--- BRANO FORNITO ---
In poco tempo il popolo di Seattle è riuscito a raccogliere l'adesione di grandi
importanti intellettuali, come Jeremy Rifkin e Noam Chomsky, e Premi Nobel.
Il successo del movimento è del resto testimoniato da queste settimane che hanno
preparato l'appuntamento di Genova, dall'atteggiamento che i media hanno tenuto
privilegiando le ragioni dei contestatori rispetto alle decisioni attese da parte delle
otto potenze. Un esito così felice di un movimento nato dal basso non ha precedenti nella
storia recente, neppure nell'inevitabile paragone con il '68. Ma se i popoli di Seattle
sono riusciti in quest'impresa non è stato certo per l'eco degli scontri con la polizia o
per le iniziative dei gruppuscoli più violenti. È stato, naturalmente come ovvio, per la
forza delle idee.
Le ragioni della popolarità del movimento antiglobal sono probabilmente più semplici di
quanto si sia detto. Nonostante i molti luoghi comuni sparsi a piene mani da
un'informazione a volte servile, le opinioni pubbliche hanno intuito che il senso della
contestazione, pur con le sue mille contraddittorie anime, risiede in una democratica
ribellione all'idea di un supergoverno della terra che non risponde ad alcun controllo.
Non dunque una rivolta contro la globalizzazione, che è inevitabile come lo era la
rivoluzione industriale, ma contro un preciso tipo di globalizzazione. Un modello di
globalizzazione che del resto è già entrato in crisi.

--- DATI FORNITI ---
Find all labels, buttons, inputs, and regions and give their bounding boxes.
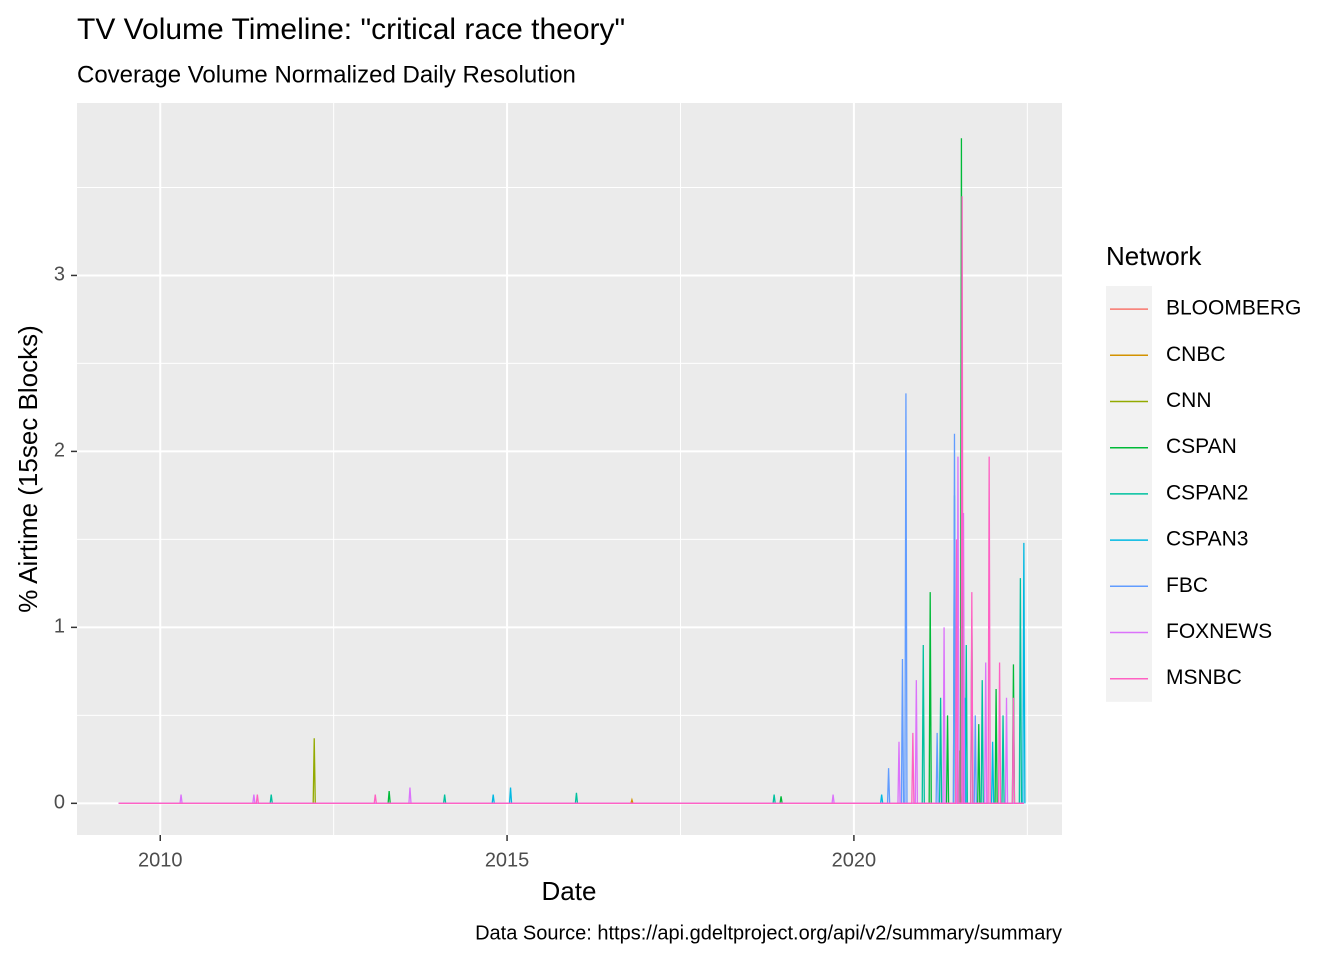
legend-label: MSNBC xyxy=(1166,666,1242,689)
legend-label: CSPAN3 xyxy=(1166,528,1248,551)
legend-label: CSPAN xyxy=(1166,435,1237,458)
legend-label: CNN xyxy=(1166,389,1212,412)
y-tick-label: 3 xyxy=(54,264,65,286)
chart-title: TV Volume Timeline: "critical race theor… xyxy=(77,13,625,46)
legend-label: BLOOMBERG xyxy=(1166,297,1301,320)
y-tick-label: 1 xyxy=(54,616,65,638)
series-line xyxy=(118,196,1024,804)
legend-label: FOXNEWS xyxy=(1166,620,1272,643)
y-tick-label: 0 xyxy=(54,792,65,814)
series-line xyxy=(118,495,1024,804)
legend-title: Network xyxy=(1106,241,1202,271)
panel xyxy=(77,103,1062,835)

--- ISTRUZIONI OPERATIVE ---
1. Parti dalla riga dell'elenco che contiene "legend-label: MSNBC xyxy=(1166,666,1242,689)" e fermati dopo quella che contiene "y-tick-label: 3 xyxy=(54,264,65,286)". Disponi queste righe come lista JSON di stringhe, una stringa per riga, tralasciando le righe vuote.
2. Prosegui il brano sul movimento di Seattle dal punto in cui si interrompe.
Il brano e l'elenco non hanno alcun legame tra loro.

--- RISPOSTE PER CONSEGNA ---
1.
[
  "legend-label: MSNBC xyxy=(1166,666,1242,689)",
  "legend-label: CSPAN3 xyxy=(1166,528,1248,551)",
  "legend-label: CSPAN xyxy=(1166,435,1237,458)",
  "legend-label: CNN xyxy=(1166,389,1212,412)",
  "y-tick-label: 3 xyxy=(54,264,65,286)"
]

2.
Nati nel deserto di una politica sottomessa al potere economico, i popoli di Seattle hanno
saputo raggiungere una enorme audience popolare perché hanno saputo fare quello che la
politica non sembra più in grado di fare. Ovvero parlare della vita quotidiana,
combattere i sentimenti di esclusione dai grandi processi decisionali che non tocca
soltanto i dannati della terra ma anche la maggioranza dei cittadini dei paesi ricchi. E
quindi spingere tutti a interrogarsi su che cosa significhi in concreto la globalizzazione
nella vita di tutti i giorni nel nostro modo di entrare in relazione con gli altri, nel
mercato del lavoro, perfino in quello che portiamo sulle nostre tavole.
Questo piccolo miracolo politico era impensabile nel clima culturale asfittico di pochi
anni fa, quello dominato dalle ciniche parole di un Fukuyama («la guerra contro la
povertà è finita. E i poveri l'hanno persa»).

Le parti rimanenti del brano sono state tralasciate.